Work to do:
From the listing below, select every line where the word "Date" appears.
* START Given data *
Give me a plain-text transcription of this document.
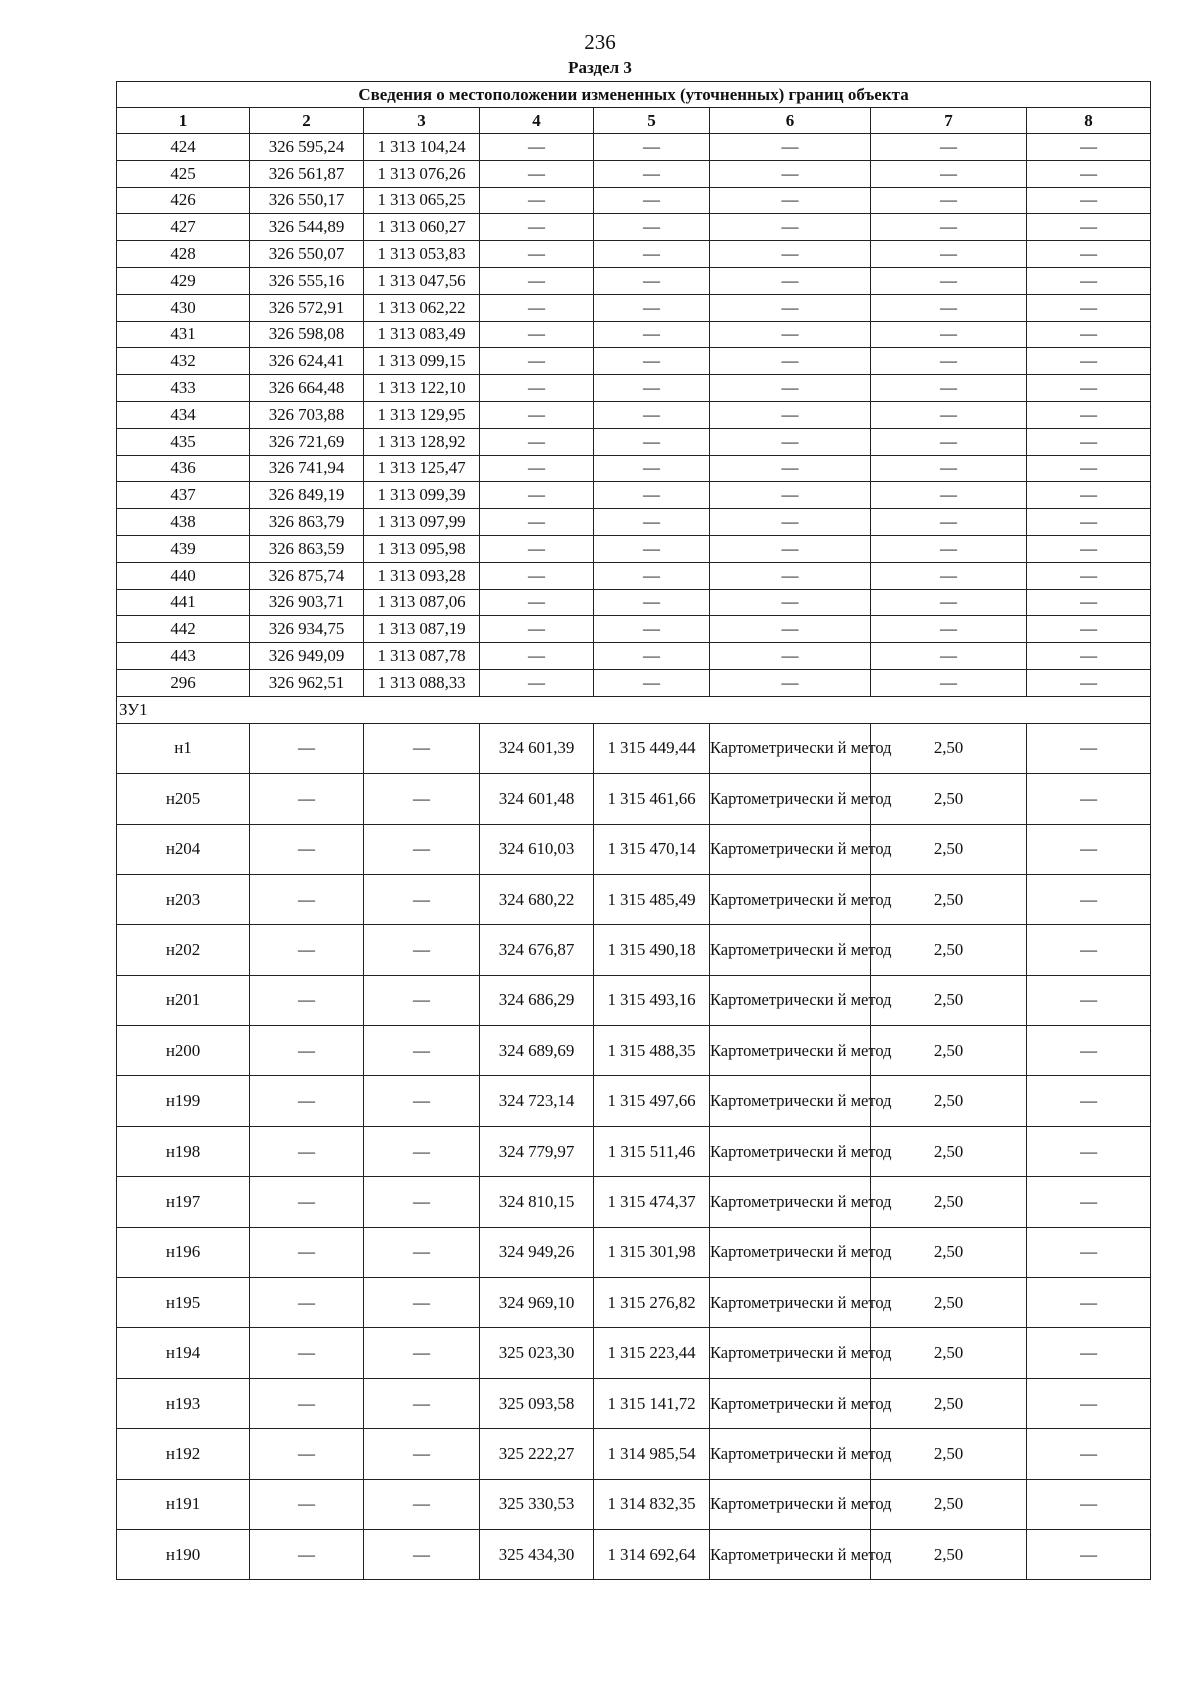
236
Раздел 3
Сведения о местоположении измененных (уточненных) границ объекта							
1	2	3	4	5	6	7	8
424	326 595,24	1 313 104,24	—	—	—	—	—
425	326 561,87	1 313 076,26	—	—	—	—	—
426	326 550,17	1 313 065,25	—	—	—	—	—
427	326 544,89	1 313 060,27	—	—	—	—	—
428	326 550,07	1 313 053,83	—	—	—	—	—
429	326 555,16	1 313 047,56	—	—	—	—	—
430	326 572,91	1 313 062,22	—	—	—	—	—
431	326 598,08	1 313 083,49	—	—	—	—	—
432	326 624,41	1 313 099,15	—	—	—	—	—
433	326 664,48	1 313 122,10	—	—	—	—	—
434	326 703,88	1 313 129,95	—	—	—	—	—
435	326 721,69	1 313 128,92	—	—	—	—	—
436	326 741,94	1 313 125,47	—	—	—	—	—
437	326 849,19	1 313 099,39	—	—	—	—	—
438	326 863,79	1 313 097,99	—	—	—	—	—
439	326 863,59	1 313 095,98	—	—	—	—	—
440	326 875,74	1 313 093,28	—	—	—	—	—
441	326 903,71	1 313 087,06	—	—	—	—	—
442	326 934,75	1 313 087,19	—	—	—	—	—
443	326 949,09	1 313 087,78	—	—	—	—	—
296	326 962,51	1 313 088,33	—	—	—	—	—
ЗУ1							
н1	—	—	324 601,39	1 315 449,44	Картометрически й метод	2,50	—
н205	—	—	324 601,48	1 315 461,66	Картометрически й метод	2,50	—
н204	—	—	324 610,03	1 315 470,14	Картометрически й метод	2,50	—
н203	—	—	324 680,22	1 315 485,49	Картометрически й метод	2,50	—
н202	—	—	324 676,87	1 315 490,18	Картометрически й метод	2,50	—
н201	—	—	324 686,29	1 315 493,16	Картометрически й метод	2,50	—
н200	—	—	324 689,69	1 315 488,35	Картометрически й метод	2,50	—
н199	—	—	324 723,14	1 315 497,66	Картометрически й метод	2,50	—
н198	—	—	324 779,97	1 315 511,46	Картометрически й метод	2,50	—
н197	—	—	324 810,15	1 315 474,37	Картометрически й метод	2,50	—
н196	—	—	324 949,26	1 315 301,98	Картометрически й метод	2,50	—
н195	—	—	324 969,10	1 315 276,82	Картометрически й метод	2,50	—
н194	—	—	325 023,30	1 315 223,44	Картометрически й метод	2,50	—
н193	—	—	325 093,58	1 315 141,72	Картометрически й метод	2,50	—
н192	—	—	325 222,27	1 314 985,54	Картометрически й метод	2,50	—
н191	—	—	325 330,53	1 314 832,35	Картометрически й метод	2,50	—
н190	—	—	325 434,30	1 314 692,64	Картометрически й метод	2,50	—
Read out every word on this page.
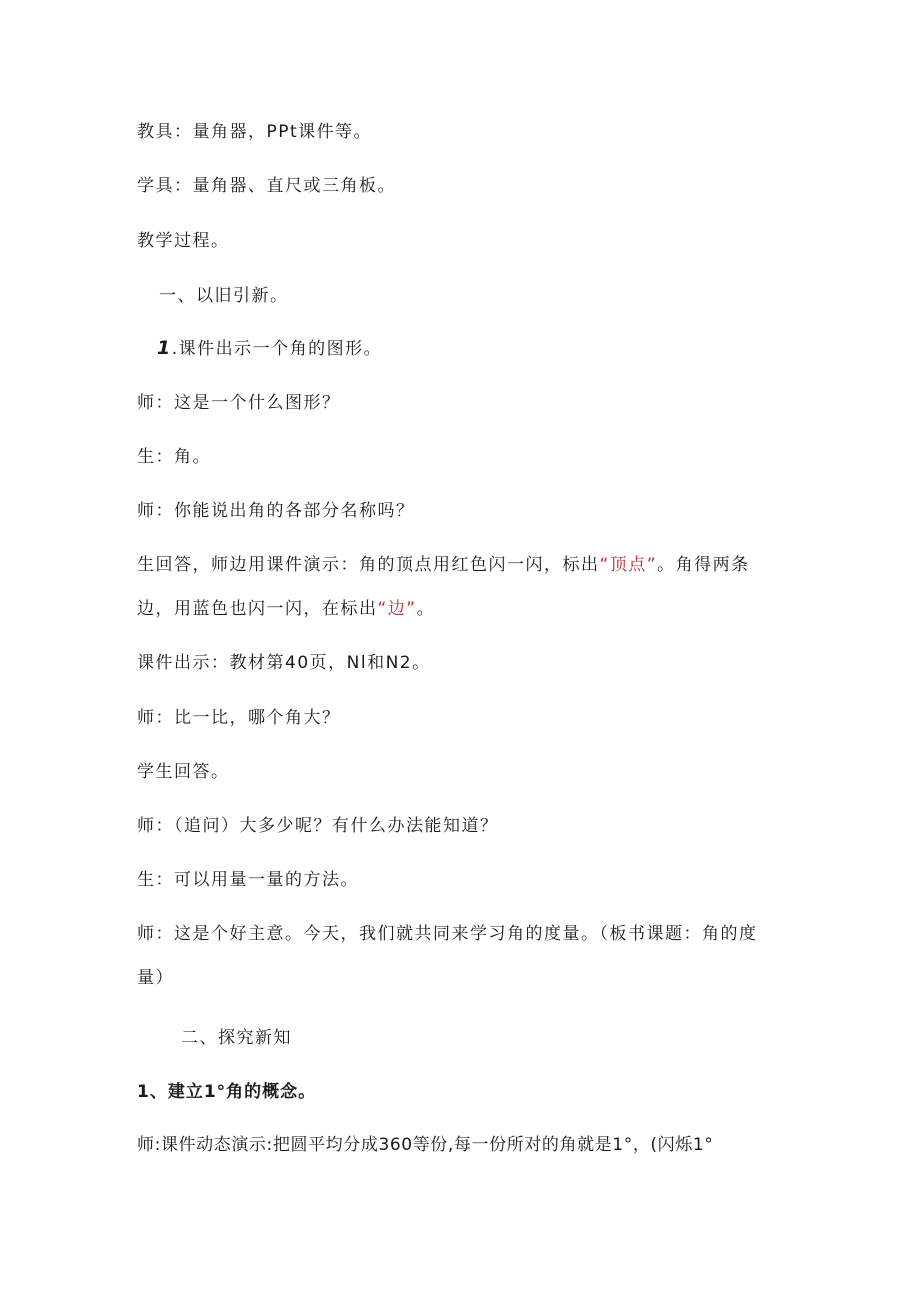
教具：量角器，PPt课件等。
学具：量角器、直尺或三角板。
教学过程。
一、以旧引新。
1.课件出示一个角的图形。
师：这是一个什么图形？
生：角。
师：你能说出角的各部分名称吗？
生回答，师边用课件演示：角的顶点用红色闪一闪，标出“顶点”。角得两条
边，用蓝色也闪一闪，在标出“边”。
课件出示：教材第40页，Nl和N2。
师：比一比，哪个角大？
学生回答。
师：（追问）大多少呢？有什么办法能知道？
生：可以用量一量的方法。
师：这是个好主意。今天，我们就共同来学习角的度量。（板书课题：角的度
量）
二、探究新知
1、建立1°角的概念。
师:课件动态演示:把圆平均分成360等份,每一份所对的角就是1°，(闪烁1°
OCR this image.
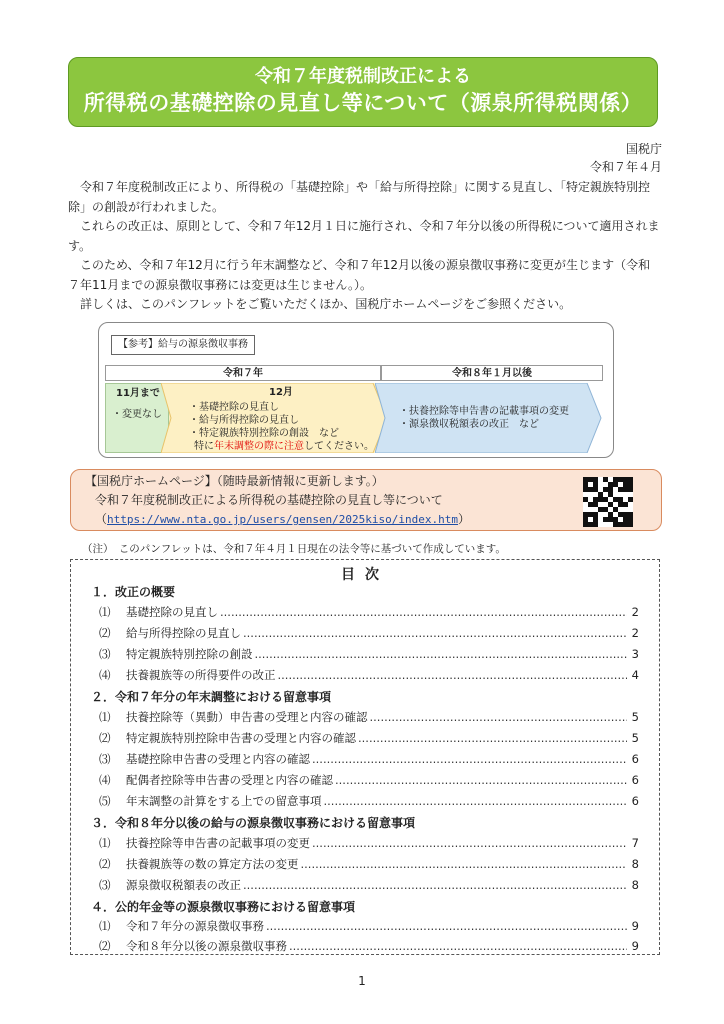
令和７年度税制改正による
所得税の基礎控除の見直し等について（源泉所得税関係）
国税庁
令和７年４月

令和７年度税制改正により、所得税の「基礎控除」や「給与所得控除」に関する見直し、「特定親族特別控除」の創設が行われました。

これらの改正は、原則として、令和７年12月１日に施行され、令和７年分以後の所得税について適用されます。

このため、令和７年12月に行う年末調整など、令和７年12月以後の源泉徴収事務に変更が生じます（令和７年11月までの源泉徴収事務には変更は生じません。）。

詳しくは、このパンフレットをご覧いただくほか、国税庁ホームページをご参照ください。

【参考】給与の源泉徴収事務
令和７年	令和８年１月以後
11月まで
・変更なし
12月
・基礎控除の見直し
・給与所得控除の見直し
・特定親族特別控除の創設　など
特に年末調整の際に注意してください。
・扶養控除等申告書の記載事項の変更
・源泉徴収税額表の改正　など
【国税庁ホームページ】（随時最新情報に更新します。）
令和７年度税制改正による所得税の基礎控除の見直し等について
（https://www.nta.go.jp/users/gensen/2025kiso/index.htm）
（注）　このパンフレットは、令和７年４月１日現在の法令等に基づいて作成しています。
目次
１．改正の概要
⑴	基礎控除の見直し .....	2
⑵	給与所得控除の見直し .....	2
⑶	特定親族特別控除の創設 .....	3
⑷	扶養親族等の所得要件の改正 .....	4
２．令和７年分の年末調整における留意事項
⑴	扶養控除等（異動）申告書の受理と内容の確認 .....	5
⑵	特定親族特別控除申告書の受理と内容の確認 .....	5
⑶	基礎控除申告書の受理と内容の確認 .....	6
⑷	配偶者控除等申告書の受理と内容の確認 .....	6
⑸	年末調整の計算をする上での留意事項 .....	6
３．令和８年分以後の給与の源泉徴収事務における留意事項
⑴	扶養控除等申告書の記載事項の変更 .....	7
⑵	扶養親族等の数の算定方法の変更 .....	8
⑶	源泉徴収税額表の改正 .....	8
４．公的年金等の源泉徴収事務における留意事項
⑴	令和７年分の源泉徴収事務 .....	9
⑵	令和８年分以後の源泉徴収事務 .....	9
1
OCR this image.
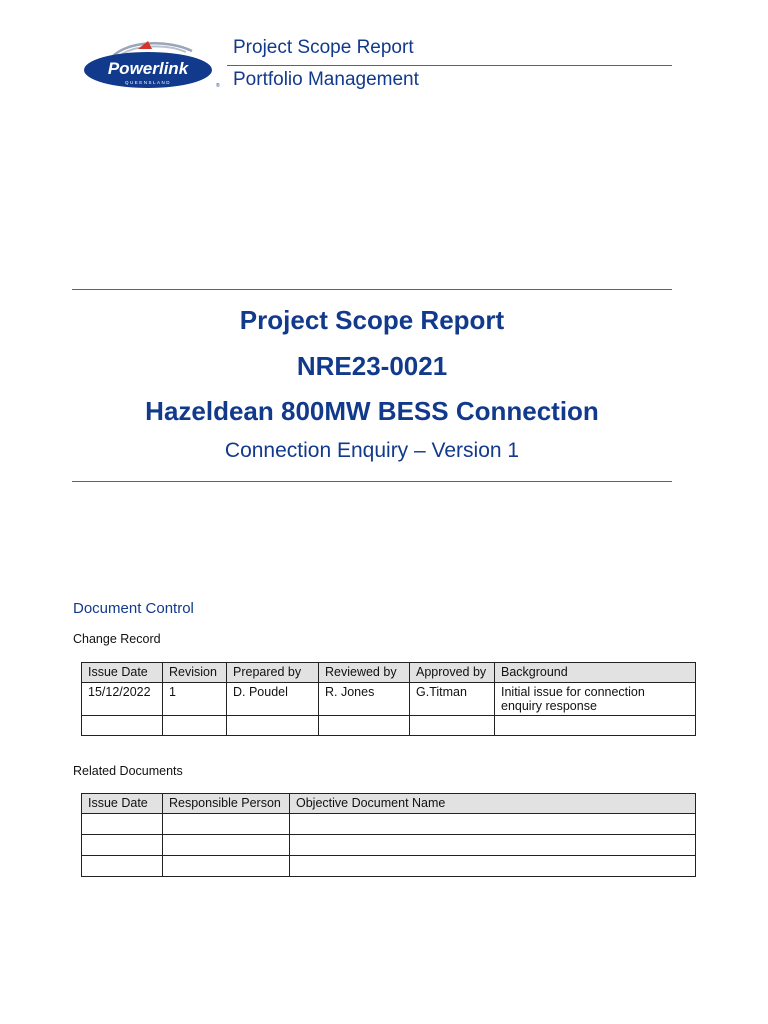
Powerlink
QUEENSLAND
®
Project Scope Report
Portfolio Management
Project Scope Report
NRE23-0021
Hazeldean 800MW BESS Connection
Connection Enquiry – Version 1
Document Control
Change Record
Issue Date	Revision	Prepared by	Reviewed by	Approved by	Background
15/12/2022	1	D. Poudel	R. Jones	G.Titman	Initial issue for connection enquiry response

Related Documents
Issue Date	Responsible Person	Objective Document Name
* END Given data *
Answer to this task:
Issue Date	Revision	Prepared by	Reviewed by	Approved by	Background
Issue Date	Responsible Person	Objective Document Name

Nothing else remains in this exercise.